** TO DO **
Among the records that follow, count the lines with the string "Month"; report only that count.
******************************
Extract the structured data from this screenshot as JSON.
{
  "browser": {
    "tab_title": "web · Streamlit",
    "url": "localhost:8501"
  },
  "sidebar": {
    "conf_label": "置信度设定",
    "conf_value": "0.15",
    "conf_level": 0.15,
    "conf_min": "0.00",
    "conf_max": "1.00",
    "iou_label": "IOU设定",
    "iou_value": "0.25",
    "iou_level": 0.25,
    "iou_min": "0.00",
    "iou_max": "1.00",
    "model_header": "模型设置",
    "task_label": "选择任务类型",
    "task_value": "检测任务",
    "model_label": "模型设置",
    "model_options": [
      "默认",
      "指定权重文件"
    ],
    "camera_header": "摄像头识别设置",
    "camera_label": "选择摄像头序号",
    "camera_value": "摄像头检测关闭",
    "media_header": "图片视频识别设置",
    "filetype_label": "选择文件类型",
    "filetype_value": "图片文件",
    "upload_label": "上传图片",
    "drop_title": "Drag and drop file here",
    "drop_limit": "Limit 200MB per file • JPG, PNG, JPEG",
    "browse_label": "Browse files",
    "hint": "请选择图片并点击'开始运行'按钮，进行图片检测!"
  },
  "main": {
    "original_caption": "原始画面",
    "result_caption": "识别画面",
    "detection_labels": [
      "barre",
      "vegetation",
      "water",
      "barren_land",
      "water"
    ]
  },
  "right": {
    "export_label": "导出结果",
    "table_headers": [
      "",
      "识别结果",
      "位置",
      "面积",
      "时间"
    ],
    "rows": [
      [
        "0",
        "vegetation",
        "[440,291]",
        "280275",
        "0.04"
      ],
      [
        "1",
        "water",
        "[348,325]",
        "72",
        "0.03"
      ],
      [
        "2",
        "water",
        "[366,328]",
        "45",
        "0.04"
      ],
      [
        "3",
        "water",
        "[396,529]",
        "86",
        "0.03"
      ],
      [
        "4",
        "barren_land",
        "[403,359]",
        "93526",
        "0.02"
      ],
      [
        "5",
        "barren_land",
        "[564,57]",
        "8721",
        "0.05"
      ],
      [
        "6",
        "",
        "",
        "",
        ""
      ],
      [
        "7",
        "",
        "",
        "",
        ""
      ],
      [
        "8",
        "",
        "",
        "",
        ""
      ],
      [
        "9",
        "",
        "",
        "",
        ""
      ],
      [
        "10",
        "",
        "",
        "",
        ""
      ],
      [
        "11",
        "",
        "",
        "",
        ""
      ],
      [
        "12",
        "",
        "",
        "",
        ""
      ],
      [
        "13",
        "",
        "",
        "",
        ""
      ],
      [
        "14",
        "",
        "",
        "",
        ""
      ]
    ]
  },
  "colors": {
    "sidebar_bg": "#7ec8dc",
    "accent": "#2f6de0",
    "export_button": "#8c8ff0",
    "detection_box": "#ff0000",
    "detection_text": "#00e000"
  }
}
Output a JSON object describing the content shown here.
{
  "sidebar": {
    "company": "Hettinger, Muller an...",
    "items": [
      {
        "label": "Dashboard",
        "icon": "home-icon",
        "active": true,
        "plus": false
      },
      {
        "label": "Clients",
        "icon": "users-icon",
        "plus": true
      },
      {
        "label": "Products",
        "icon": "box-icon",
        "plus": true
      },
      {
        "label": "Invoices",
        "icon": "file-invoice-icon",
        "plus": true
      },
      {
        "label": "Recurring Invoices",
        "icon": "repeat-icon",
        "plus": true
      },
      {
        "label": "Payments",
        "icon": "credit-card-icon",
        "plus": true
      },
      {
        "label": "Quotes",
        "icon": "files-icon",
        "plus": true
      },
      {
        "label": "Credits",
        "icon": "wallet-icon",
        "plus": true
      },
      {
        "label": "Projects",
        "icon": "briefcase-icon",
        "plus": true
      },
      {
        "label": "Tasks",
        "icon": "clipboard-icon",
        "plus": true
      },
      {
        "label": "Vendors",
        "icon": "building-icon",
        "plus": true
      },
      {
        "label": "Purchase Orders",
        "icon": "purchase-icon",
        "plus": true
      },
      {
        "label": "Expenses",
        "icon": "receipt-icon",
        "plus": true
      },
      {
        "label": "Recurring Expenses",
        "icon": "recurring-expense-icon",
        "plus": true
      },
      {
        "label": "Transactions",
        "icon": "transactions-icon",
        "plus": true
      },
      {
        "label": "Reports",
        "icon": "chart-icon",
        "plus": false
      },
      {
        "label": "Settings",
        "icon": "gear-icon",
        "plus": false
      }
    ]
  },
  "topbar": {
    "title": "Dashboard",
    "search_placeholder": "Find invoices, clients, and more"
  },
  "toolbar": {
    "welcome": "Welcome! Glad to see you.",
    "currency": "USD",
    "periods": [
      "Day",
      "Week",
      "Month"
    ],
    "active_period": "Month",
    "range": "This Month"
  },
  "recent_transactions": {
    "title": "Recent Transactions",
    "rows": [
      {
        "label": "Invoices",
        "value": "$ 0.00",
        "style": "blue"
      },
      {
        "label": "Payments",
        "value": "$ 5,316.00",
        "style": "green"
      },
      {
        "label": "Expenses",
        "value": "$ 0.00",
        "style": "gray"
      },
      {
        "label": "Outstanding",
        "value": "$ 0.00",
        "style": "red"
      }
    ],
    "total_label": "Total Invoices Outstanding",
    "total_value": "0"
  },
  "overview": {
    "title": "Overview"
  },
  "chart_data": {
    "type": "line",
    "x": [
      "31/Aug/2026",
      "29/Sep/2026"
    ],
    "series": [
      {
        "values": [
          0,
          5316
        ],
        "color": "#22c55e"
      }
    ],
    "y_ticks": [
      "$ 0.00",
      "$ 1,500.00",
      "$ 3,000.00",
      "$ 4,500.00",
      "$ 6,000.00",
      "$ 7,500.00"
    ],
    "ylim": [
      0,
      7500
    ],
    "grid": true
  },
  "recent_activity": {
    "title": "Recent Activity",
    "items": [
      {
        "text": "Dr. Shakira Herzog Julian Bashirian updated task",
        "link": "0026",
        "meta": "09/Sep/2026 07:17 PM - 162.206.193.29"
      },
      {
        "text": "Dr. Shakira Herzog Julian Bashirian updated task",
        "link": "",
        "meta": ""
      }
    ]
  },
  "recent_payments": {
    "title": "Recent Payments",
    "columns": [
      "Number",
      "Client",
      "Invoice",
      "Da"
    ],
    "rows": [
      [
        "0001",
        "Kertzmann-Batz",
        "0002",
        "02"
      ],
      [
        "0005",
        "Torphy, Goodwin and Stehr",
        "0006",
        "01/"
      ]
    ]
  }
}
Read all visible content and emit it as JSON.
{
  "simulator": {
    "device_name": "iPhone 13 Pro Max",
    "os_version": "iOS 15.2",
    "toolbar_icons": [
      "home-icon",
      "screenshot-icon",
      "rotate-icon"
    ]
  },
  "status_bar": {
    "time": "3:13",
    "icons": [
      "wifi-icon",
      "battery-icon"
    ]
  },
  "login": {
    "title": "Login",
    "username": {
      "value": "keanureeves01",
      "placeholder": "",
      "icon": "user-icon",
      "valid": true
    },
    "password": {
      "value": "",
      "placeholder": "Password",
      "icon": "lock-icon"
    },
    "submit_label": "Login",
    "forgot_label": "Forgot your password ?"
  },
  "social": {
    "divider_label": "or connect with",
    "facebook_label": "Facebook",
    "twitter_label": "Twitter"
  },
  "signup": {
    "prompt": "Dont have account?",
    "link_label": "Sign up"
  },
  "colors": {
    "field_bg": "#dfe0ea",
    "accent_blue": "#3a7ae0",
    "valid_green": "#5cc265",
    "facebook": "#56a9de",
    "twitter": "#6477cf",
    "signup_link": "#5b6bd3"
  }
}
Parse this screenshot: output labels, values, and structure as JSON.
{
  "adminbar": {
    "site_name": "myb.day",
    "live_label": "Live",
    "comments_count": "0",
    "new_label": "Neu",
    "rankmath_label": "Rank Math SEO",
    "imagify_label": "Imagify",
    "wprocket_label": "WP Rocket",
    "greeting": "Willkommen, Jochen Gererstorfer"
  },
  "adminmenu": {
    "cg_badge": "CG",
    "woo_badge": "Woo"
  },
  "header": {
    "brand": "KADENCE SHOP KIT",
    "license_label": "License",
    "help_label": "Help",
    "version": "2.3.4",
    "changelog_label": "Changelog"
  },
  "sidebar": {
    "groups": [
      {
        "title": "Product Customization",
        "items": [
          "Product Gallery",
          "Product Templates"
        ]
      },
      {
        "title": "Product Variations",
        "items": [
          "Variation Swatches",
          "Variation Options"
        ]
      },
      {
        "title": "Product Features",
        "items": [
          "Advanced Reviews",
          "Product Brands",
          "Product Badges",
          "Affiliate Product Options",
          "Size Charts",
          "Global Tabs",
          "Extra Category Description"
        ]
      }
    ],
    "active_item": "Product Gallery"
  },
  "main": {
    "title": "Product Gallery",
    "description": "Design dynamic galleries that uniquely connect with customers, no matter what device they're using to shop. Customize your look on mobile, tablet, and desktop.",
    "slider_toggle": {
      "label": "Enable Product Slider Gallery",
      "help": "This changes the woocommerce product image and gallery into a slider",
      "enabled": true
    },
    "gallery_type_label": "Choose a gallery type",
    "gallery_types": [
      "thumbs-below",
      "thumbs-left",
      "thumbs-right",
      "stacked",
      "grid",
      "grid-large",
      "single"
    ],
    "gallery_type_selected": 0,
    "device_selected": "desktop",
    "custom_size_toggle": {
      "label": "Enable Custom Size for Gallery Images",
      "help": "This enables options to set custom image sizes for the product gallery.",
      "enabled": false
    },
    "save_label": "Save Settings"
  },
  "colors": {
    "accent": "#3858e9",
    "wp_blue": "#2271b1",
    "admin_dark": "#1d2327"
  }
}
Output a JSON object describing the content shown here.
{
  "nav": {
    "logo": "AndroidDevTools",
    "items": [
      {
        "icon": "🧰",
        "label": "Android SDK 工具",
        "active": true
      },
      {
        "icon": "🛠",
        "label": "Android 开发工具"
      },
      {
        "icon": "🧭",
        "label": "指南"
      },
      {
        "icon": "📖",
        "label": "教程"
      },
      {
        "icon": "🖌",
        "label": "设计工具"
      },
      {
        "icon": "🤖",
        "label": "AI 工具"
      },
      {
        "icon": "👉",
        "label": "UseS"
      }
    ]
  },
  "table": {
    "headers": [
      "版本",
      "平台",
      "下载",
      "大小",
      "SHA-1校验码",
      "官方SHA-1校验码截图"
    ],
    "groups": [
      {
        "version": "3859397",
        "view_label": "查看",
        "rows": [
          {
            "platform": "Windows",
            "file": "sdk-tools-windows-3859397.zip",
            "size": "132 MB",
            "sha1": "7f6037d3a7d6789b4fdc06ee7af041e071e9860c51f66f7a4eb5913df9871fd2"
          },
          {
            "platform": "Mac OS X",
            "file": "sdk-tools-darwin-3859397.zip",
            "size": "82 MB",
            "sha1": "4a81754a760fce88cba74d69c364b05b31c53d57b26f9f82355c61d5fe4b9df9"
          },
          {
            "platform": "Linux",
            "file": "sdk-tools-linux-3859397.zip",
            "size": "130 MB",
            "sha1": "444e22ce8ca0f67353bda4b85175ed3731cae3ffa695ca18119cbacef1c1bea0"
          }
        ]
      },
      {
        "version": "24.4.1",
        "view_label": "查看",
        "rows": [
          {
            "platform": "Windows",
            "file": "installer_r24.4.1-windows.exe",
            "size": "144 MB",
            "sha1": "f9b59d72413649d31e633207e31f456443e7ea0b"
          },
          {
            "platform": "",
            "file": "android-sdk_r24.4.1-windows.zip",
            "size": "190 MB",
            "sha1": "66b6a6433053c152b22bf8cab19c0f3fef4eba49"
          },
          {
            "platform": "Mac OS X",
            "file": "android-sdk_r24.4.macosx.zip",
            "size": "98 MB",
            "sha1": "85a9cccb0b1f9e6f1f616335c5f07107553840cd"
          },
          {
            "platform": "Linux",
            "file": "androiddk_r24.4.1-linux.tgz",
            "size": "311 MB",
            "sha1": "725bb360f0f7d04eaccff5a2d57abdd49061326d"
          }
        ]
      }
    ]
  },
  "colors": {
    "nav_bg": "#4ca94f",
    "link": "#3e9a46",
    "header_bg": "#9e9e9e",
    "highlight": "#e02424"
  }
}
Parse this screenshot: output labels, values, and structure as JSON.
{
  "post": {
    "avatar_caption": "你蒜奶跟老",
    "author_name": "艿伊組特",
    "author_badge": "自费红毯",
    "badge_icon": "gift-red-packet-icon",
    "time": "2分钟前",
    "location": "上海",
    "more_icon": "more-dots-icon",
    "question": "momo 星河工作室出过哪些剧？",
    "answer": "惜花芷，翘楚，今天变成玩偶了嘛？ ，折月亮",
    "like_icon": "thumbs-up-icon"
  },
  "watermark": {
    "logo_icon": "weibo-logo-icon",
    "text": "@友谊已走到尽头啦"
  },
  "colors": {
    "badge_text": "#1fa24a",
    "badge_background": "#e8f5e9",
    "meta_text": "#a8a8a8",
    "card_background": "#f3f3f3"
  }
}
******************************
** SOLUTION TO THE EXERCISE **
3